> EXERCISE GOAL:
Lines containing the word "edit" need to be counted. Please reply with how many there are, and nothing else.

======== EXTRACTED ENTRIES

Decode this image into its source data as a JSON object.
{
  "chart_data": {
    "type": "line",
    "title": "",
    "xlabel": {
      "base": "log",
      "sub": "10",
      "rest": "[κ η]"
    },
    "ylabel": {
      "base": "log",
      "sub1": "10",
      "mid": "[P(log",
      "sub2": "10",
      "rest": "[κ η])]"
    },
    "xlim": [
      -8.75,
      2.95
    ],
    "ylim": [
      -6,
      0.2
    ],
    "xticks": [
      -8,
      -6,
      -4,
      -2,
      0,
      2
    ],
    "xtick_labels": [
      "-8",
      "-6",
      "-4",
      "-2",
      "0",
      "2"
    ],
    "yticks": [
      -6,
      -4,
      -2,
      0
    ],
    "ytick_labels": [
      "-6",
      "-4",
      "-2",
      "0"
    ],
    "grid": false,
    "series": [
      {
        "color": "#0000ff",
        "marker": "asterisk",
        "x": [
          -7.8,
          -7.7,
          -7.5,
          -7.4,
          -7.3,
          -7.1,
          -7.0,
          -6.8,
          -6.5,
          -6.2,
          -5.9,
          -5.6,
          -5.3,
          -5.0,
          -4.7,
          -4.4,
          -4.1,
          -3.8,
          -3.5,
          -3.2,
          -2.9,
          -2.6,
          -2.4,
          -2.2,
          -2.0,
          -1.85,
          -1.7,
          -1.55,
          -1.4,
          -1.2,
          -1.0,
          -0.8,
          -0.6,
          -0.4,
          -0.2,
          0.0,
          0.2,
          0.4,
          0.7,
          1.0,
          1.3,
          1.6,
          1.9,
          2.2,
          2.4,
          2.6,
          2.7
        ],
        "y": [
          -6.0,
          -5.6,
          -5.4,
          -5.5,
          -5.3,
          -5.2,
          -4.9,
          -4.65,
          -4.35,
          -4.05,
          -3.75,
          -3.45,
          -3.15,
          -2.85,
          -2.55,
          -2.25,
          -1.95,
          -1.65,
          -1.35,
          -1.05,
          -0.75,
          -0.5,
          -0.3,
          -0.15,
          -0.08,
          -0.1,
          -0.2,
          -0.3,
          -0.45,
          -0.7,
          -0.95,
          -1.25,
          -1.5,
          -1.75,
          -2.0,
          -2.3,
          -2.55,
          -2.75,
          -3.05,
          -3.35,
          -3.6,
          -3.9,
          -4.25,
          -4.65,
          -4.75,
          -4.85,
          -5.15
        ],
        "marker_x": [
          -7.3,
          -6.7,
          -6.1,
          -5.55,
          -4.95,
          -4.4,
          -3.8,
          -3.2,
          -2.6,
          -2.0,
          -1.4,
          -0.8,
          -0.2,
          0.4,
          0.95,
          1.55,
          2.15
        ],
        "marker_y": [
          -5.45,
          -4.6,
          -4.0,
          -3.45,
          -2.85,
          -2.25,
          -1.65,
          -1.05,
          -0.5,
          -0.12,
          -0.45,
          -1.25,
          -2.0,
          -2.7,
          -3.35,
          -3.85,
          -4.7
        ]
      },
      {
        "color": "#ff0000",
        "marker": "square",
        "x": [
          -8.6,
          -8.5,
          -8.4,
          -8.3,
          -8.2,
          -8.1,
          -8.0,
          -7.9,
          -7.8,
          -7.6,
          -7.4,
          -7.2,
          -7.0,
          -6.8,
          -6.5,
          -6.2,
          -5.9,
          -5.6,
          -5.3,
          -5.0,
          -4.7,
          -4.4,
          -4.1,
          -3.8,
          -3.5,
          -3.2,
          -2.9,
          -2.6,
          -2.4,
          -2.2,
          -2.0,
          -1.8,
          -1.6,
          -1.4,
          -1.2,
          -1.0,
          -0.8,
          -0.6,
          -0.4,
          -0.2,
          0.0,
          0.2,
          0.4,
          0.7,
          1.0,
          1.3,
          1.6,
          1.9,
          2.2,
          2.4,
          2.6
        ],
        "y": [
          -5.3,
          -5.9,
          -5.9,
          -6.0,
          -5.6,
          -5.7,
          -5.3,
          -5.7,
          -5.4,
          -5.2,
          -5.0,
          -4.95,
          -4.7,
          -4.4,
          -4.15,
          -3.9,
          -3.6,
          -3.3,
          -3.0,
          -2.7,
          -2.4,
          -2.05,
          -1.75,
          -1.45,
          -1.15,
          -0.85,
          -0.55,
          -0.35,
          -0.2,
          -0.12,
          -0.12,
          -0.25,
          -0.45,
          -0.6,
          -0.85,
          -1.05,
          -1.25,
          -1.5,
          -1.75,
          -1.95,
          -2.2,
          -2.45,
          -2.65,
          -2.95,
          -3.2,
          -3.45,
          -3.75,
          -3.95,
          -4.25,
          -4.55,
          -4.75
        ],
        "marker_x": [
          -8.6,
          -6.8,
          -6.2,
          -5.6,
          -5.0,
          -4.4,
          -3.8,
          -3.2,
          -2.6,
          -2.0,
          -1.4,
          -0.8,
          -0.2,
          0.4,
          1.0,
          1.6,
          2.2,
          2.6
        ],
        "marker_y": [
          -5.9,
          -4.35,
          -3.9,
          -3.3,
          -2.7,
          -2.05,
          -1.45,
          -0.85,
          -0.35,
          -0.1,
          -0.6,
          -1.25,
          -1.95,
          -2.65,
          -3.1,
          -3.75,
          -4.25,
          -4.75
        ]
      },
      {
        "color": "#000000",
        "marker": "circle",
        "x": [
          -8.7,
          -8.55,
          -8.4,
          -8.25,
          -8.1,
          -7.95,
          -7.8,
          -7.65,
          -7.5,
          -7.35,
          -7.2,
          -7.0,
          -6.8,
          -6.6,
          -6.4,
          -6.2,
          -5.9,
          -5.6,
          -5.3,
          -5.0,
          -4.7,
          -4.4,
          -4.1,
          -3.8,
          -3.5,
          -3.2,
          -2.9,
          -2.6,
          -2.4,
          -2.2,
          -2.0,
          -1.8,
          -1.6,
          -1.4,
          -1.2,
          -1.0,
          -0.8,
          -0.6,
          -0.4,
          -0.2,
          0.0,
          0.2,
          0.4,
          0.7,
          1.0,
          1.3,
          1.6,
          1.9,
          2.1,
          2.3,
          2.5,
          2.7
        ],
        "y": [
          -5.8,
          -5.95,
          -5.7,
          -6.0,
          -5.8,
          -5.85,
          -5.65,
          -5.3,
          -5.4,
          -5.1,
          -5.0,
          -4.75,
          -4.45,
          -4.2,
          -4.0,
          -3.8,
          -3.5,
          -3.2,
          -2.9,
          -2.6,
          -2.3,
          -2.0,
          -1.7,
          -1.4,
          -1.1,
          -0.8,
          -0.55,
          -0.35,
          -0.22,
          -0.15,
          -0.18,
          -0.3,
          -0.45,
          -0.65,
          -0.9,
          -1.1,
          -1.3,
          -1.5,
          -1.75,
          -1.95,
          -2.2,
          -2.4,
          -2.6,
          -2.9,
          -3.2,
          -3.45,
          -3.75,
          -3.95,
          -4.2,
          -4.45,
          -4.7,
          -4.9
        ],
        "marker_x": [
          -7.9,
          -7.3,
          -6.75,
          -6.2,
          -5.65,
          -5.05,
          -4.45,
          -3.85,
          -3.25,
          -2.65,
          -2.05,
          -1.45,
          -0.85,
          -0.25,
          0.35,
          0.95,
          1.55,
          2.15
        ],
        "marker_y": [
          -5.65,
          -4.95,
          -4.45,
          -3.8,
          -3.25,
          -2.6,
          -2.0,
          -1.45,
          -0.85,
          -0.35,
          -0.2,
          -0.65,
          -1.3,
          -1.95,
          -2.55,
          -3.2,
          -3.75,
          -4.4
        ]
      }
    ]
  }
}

================
======== EXTRACTED ENTRIES

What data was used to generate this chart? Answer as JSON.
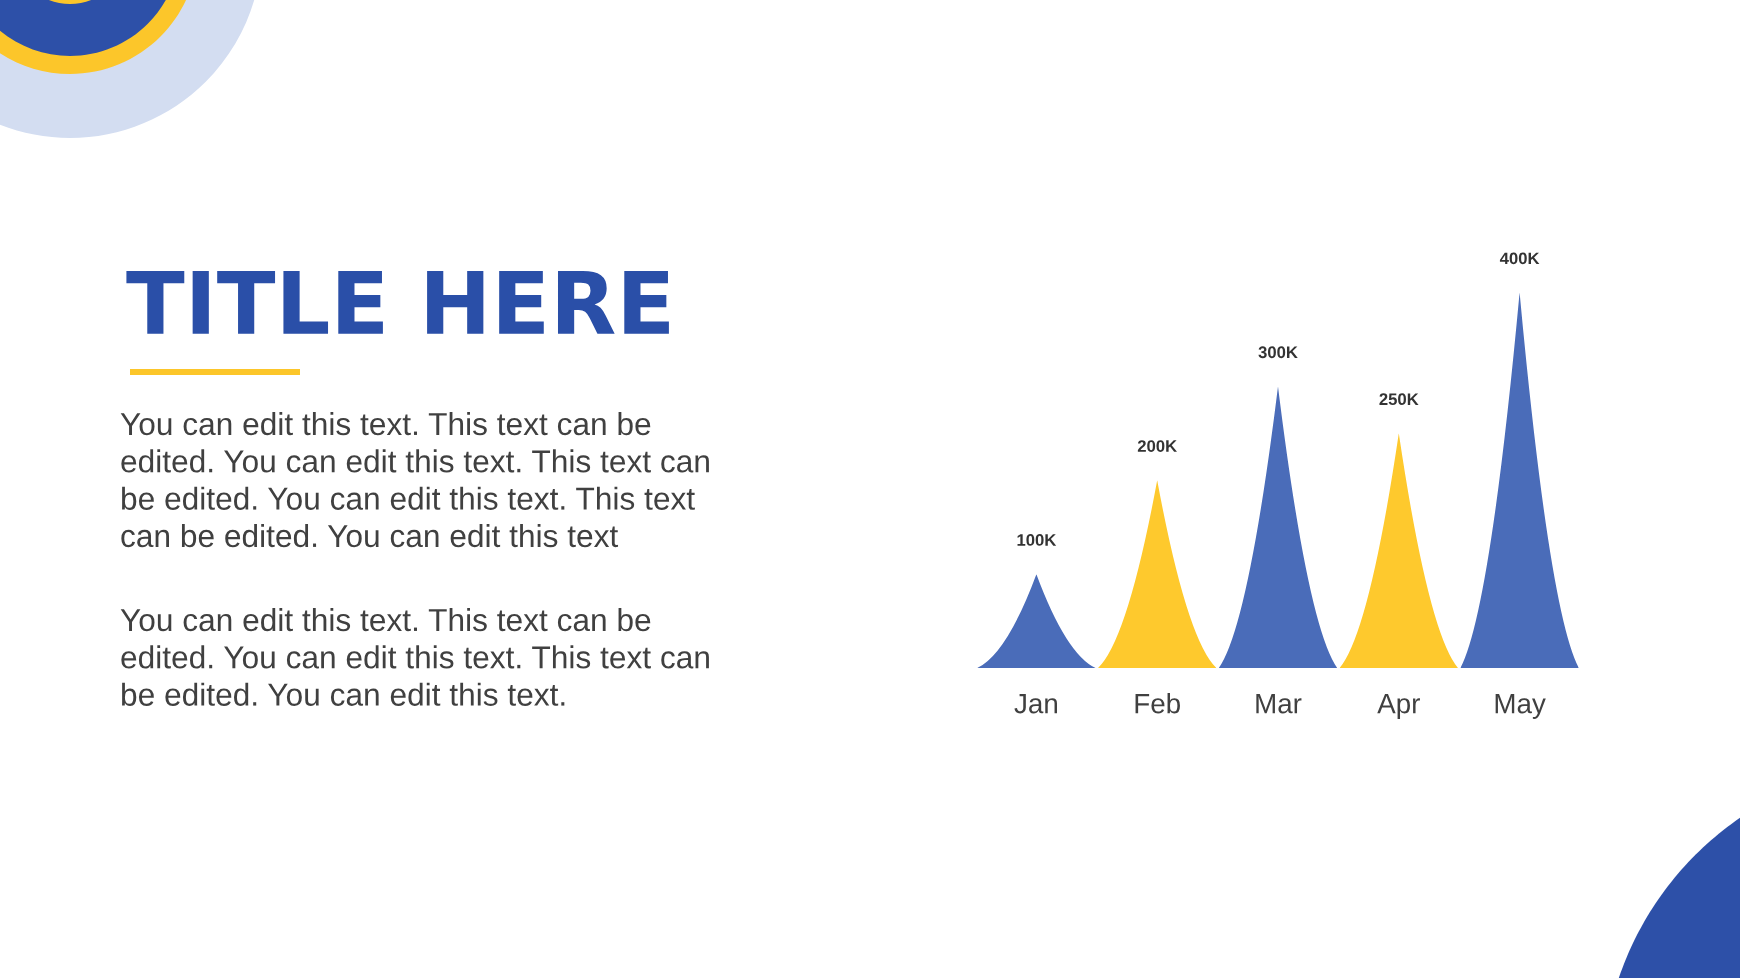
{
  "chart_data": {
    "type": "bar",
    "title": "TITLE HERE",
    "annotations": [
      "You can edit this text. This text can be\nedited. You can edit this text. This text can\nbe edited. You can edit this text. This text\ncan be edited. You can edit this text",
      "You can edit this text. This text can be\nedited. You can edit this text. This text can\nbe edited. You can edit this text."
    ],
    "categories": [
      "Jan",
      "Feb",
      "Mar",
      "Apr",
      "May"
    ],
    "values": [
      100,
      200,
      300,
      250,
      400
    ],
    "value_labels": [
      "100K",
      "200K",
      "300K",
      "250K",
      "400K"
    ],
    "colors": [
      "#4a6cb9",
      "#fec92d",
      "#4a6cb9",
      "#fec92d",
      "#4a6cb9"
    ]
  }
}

================

> ANSWER BELOW:
2